Figure record listings
☆ ☆ ☆

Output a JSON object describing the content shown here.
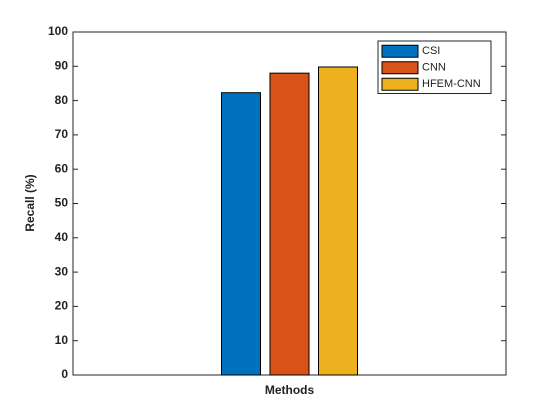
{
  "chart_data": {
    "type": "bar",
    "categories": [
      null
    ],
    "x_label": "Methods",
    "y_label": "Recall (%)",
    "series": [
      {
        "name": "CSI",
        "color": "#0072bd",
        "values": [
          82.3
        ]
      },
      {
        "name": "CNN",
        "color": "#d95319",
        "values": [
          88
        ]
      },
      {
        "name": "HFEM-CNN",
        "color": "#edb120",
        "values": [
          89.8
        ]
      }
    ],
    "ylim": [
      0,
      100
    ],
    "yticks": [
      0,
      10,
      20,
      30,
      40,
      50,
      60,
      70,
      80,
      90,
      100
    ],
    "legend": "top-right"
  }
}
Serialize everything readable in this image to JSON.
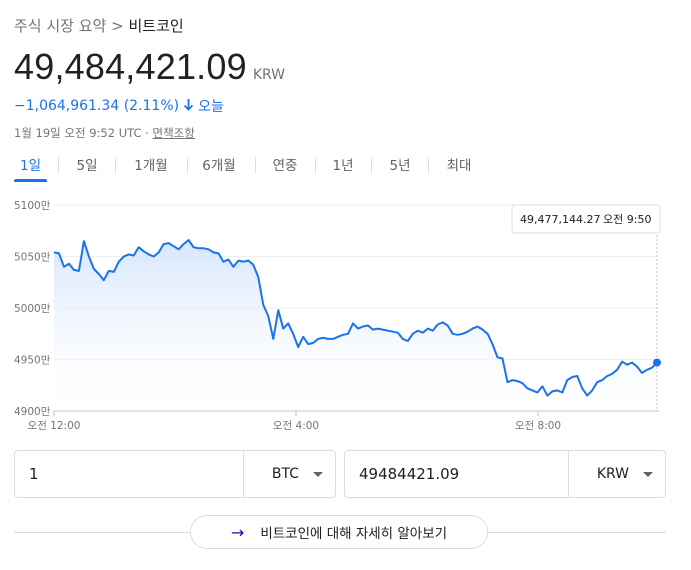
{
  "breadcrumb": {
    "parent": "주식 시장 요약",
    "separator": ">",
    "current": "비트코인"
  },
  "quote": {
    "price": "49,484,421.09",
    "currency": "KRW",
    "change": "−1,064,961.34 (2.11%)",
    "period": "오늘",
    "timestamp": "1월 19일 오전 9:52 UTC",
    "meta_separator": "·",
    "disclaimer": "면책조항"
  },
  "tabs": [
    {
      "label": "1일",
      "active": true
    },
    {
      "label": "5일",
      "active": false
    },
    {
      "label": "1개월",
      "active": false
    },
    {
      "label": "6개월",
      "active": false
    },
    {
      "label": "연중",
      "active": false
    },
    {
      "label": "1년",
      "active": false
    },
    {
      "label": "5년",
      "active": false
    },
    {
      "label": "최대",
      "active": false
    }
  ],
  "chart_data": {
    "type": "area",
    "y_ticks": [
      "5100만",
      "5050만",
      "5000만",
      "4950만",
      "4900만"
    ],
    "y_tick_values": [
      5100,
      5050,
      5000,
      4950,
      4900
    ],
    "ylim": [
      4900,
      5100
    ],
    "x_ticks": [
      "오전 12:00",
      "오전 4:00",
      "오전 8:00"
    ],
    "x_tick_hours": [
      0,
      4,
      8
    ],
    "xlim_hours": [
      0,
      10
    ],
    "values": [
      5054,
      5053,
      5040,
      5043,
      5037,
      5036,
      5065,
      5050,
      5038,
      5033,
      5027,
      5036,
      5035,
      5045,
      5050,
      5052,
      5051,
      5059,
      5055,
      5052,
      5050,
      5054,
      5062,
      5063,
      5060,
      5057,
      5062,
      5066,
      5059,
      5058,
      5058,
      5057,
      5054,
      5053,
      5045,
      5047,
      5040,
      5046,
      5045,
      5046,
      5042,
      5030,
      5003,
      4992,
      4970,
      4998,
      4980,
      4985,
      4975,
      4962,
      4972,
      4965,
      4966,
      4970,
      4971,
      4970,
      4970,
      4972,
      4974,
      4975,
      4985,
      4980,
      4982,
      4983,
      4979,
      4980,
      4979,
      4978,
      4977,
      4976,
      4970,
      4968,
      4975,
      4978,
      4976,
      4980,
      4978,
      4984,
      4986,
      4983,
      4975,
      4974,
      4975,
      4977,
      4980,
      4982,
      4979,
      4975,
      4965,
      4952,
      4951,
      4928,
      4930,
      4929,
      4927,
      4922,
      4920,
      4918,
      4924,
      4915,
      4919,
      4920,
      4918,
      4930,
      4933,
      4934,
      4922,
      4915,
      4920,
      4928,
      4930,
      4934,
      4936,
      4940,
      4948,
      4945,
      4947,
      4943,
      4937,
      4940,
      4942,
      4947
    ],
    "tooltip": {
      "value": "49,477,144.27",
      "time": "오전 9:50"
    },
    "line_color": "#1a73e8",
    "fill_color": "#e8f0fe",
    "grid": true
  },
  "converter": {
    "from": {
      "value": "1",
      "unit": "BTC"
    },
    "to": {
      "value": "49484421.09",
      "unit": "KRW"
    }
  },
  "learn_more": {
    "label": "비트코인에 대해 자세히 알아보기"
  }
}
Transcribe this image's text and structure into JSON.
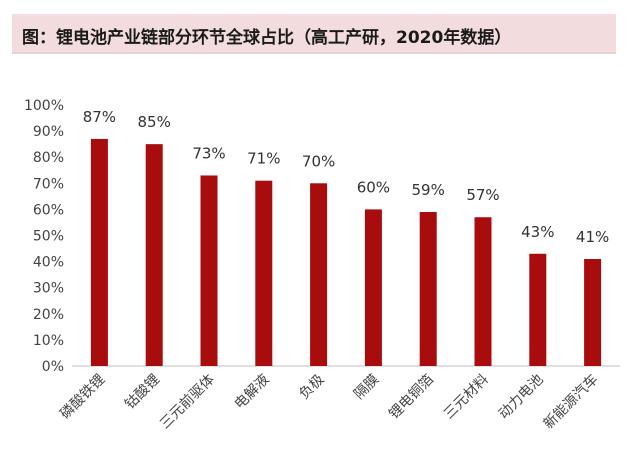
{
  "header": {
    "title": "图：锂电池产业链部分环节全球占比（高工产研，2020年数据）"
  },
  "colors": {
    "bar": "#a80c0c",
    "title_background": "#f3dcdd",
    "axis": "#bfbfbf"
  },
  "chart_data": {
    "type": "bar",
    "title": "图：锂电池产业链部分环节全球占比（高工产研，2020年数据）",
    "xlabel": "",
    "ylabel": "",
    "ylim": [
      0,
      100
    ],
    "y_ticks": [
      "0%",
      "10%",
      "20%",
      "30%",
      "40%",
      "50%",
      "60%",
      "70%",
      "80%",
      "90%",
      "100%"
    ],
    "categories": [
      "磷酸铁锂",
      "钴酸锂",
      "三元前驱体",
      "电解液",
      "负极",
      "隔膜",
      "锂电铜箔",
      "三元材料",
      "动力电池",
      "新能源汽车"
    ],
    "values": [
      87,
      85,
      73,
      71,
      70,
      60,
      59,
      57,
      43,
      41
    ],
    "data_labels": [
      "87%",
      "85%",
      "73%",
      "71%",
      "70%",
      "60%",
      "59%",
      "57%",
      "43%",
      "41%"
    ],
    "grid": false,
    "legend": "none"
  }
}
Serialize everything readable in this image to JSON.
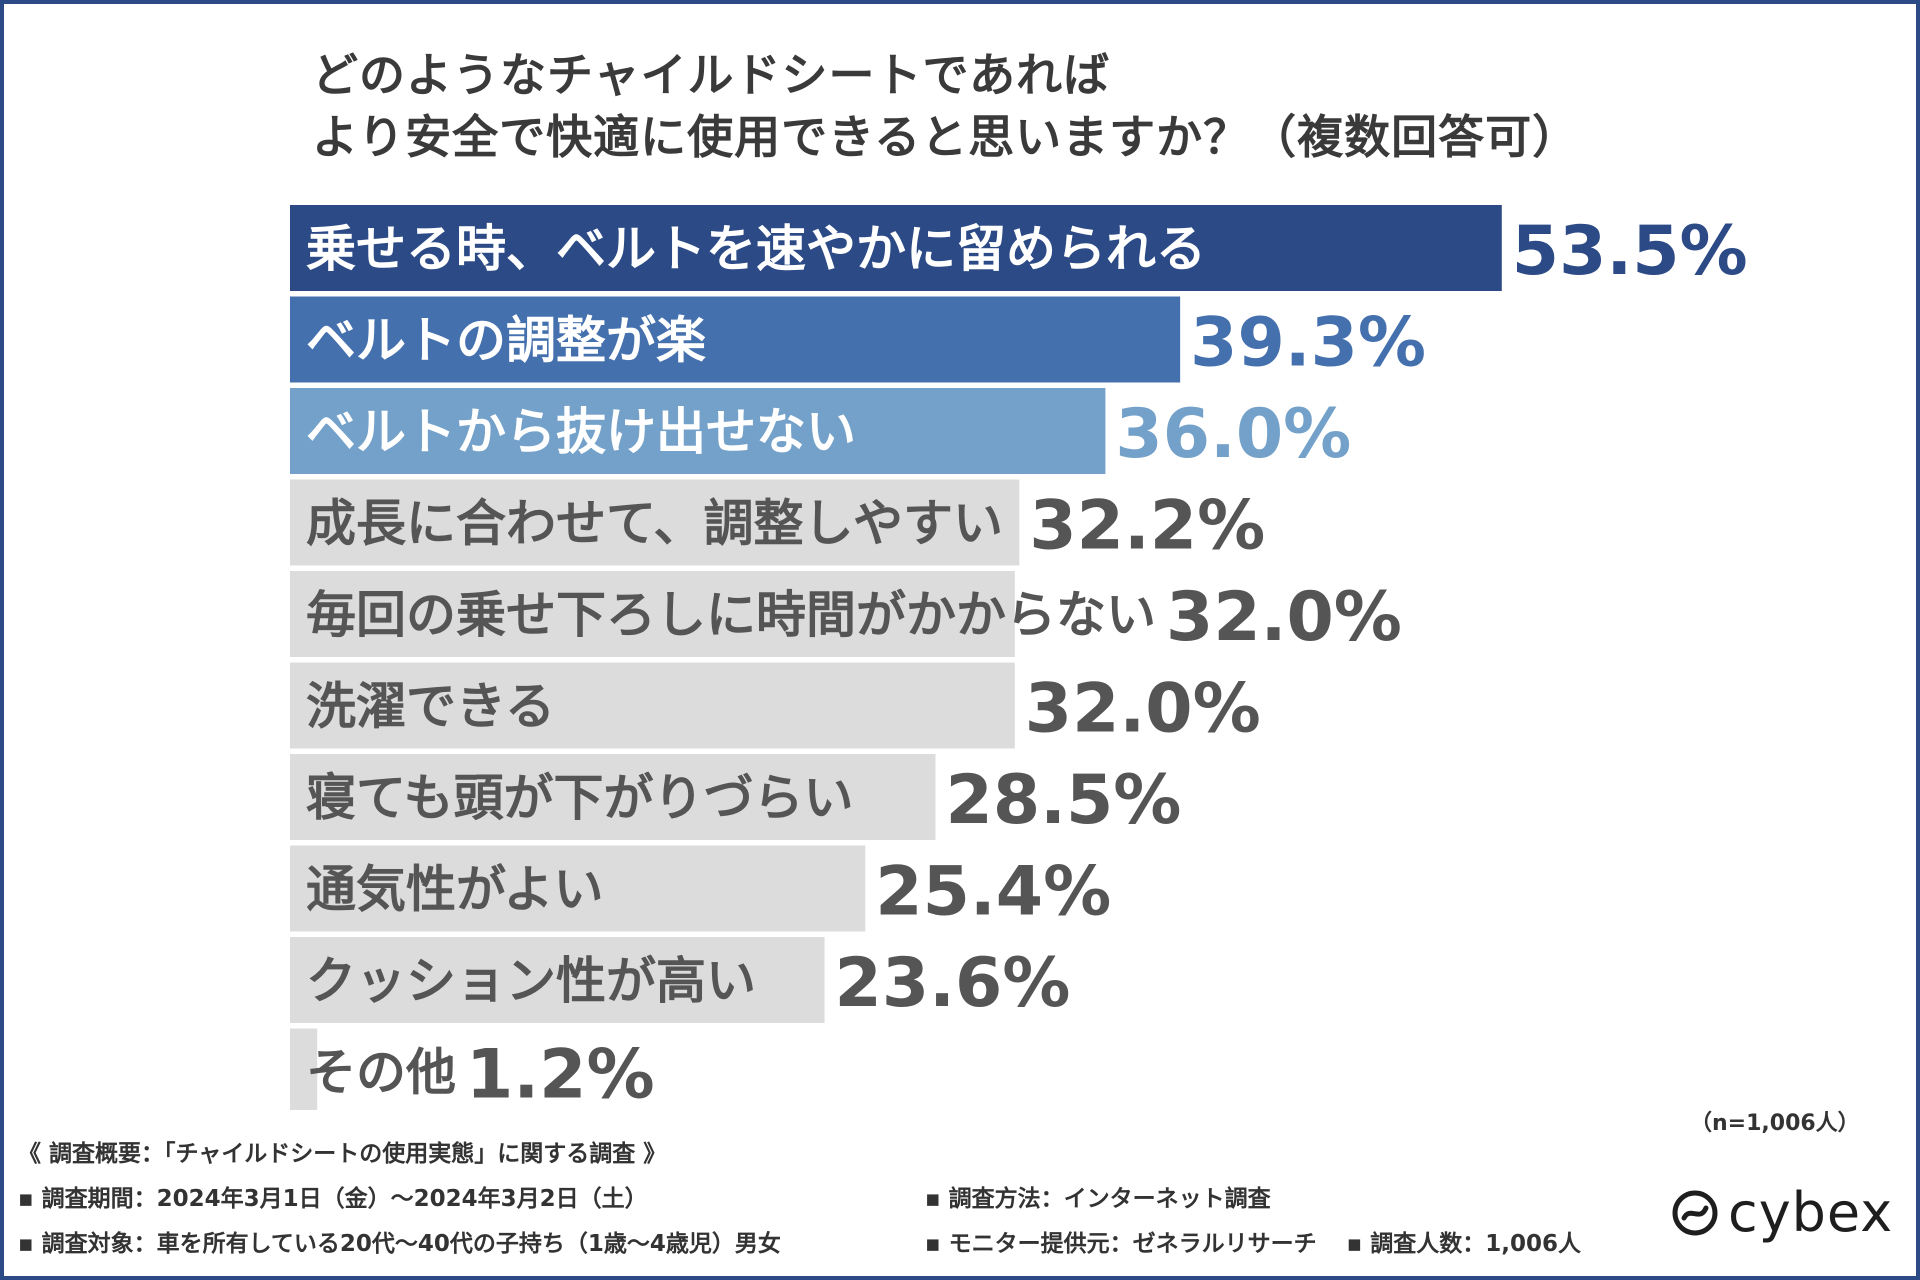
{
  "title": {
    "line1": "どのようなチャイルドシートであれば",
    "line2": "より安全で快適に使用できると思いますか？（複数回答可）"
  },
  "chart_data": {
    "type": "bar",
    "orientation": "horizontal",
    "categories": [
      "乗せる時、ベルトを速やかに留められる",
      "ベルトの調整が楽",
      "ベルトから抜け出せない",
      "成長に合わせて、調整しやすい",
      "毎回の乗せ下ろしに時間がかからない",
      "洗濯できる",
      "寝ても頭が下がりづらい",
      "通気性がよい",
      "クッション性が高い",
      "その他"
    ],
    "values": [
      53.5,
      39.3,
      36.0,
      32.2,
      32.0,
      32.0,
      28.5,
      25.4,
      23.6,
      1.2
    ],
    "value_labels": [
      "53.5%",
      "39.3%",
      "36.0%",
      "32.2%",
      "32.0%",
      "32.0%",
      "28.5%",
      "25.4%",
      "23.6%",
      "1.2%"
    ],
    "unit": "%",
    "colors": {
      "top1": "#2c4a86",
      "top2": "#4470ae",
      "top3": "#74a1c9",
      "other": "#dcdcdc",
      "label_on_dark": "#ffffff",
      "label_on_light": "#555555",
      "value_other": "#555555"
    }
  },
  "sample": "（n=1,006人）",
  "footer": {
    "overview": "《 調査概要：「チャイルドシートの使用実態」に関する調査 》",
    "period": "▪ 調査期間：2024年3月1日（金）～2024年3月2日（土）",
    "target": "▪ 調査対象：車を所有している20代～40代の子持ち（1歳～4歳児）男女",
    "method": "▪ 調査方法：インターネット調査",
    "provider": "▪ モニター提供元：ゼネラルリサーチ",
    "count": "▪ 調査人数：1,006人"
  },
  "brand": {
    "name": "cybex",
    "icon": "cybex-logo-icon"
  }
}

☆ ☆ ☆

**Aim**
Strip out the pictures and quote the remaining data word for word.

**Exercise result**
Output a JSON object describing the content shown here.
{
  "chart_data": {
    "type": "bar",
    "categories": [
      null
    ],
    "x_label": "Methods",
    "y_label": "Recall (%)",
    "series": [
      {
        "name": "CSI",
        "color": "#0072bd",
        "values": [
          82.3
        ]
      },
      {
        "name": "CNN",
        "color": "#d95319",
        "values": [
          88
        ]
      },
      {
        "name": "HFEM-CNN",
        "color": "#edb120",
        "values": [
          89.8
        ]
      }
    ],
    "ylim": [
      0,
      100
    ],
    "yticks": [
      0,
      10,
      20,
      30,
      40,
      50,
      60,
      70,
      80,
      90,
      100
    ],
    "legend": "top-right"
  }
}
Serialize everything readable in this image to JSON.
{
  "breadcrumb": {
    "parent": "주식 시장 요약",
    "separator": ">",
    "current": "비트코인"
  },
  "quote": {
    "price": "49,484,421.09",
    "currency": "KRW",
    "change": "−1,064,961.34 (2.11%)",
    "period": "오늘",
    "timestamp": "1월 19일 오전 9:52 UTC",
    "meta_separator": "·",
    "disclaimer": "면책조항"
  },
  "tabs": [
    {
      "label": "1일",
      "active": true
    },
    {
      "label": "5일",
      "active": false
    },
    {
      "label": "1개월",
      "active": false
    },
    {
      "label": "6개월",
      "active": false
    },
    {
      "label": "연중",
      "active": false
    },
    {
      "label": "1년",
      "active": false
    },
    {
      "label": "5년",
      "active": false
    },
    {
      "label": "최대",
      "active": false
    }
  ],
  "chart_data": {
    "type": "area",
    "y_ticks": [
      "5100만",
      "5050만",
      "5000만",
      "4950만",
      "4900만"
    ],
    "y_tick_values": [
      5100,
      5050,
      5000,
      4950,
      4900
    ],
    "ylim": [
      4900,
      5100
    ],
    "x_ticks": [
      "오전 12:00",
      "오전 4:00",
      "오전 8:00"
    ],
    "x_tick_hours": [
      0,
      4,
      8
    ],
    "xlim_hours": [
      0,
      10
    ],
    "values": [
      5054,
      5053,
      5040,
      5043,
      5037,
      5036,
      5065,
      5050,
      5038,
      5033,
      5027,
      5036,
      5035,
      5045,
      5050,
      5052,
      5051,
      5059,
      5055,
      5052,
      5050,
      5054,
      5062,
      5063,
      5060,
      5057,
      5062,
      5066,
      5059,
      5058,
      5058,
      5057,
      5054,
      5053,
      5045,
      5047,
      5040,
      5046,
      5045,
      5046,
      5042,
      5030,
      5003,
      4992,
      4970,
      4998,
      4980,
      4985,
      4975,
      4962,
      4972,
      4965,
      4966,
      4970,
      4971,
      4970,
      4970,
      4972,
      4974,
      4975,
      4985,
      4980,
      4982,
      4983,
      4979,
      4980,
      4979,
      4978,
      4977,
      4976,
      4970,
      4968,
      4975,
      4978,
      4976,
      4980,
      4978,
      4984,
      4986,
      4983,
      4975,
      4974,
      4975,
      4977,
      4980,
      4982,
      4979,
      4975,
      4965,
      4952,
      4951,
      4928,
      4930,
      4929,
      4927,
      4922,
      4920,
      4918,
      4924,
      4915,
      4919,
      4920,
      4918,
      4930,
      4933,
      4934,
      4922,
      4915,
      4920,
      4928,
      4930,
      4934,
      4936,
      4940,
      4948,
      4945,
      4947,
      4943,
      4937,
      4940,
      4942,
      4947
    ],
    "tooltip": {
      "value": "49,477,144.27",
      "time": "오전 9:50"
    },
    "line_color": "#1a73e8",
    "fill_color": "#e8f0fe",
    "grid": true
  },
  "converter": {
    "from": {
      "value": "1",
      "unit": "BTC"
    },
    "to": {
      "value": "49484421.09",
      "unit": "KRW"
    }
  },
  "learn_more": {
    "label": "비트코인에 대해 자세히 알아보기"
  }
}
Transcribe this image's text and structure into JSON.
{
  "header": {
    "title": "图：锂电池产业链部分环节全球占比（高工产研，2020年数据）"
  },
  "colors": {
    "bar": "#a80c0c",
    "title_background": "#f3dcdd",
    "axis": "#bfbfbf"
  },
  "chart_data": {
    "type": "bar",
    "title": "图：锂电池产业链部分环节全球占比（高工产研，2020年数据）",
    "xlabel": "",
    "ylabel": "",
    "ylim": [
      0,
      100
    ],
    "y_ticks": [
      "0%",
      "10%",
      "20%",
      "30%",
      "40%",
      "50%",
      "60%",
      "70%",
      "80%",
      "90%",
      "100%"
    ],
    "categories": [
      "磷酸铁锂",
      "钴酸锂",
      "三元前驱体",
      "电解液",
      "负极",
      "隔膜",
      "锂电铜箔",
      "三元材料",
      "动力电池",
      "新能源汽车"
    ],
    "values": [
      87,
      85,
      73,
      71,
      70,
      60,
      59,
      57,
      43,
      41
    ],
    "data_labels": [
      "87%",
      "85%",
      "73%",
      "71%",
      "70%",
      "60%",
      "59%",
      "57%",
      "43%",
      "41%"
    ],
    "grid": false,
    "legend": "none"
  }
}
Serialize everything readable in this image to JSON.
{
  "title": {
    "line1": "どのようなチャイルドシートであれば",
    "line2": "より安全で快適に使用できると思いますか？（複数回答可）"
  },
  "chart_data": {
    "type": "bar",
    "orientation": "horizontal",
    "categories": [
      "乗せる時、ベルトを速やかに留められる",
      "ベルトの調整が楽",
      "ベルトから抜け出せない",
      "成長に合わせて、調整しやすい",
      "毎回の乗せ下ろしに時間がかからない",
      "洗濯できる",
      "寝ても頭が下がりづらい",
      "通気性がよい",
      "クッション性が高い",
      "その他"
    ],
    "values": [
      53.5,
      39.3,
      36.0,
      32.2,
      32.0,
      32.0,
      28.5,
      25.4,
      23.6,
      1.2
    ],
    "value_labels": [
      "53.5%",
      "39.3%",
      "36.0%",
      "32.2%",
      "32.0%",
      "32.0%",
      "28.5%",
      "25.4%",
      "23.6%",
      "1.2%"
    ],
    "unit": "%",
    "colors": {
      "top1": "#2c4a86",
      "top2": "#4470ae",
      "top3": "#74a1c9",
      "other": "#dcdcdc",
      "label_on_dark": "#ffffff",
      "label_on_light": "#555555",
      "value_other": "#555555"
    }
  },
  "sample": "（n=1,006人）",
  "footer": {
    "overview": "《 調査概要：「チャイルドシートの使用実態」に関する調査 》",
    "period": "▪ 調査期間：2024年3月1日（金）～2024年3月2日（土）",
    "target": "▪ 調査対象：車を所有している20代～40代の子持ち（1歳～4歳児）男女",
    "method": "▪ 調査方法：インターネット調査",
    "provider": "▪ モニター提供元：ゼネラルリサーチ",
    "count": "▪ 調査人数：1,006人"
  },
  "brand": {
    "name": "cybex",
    "icon": "cybex-logo-icon"
  }
}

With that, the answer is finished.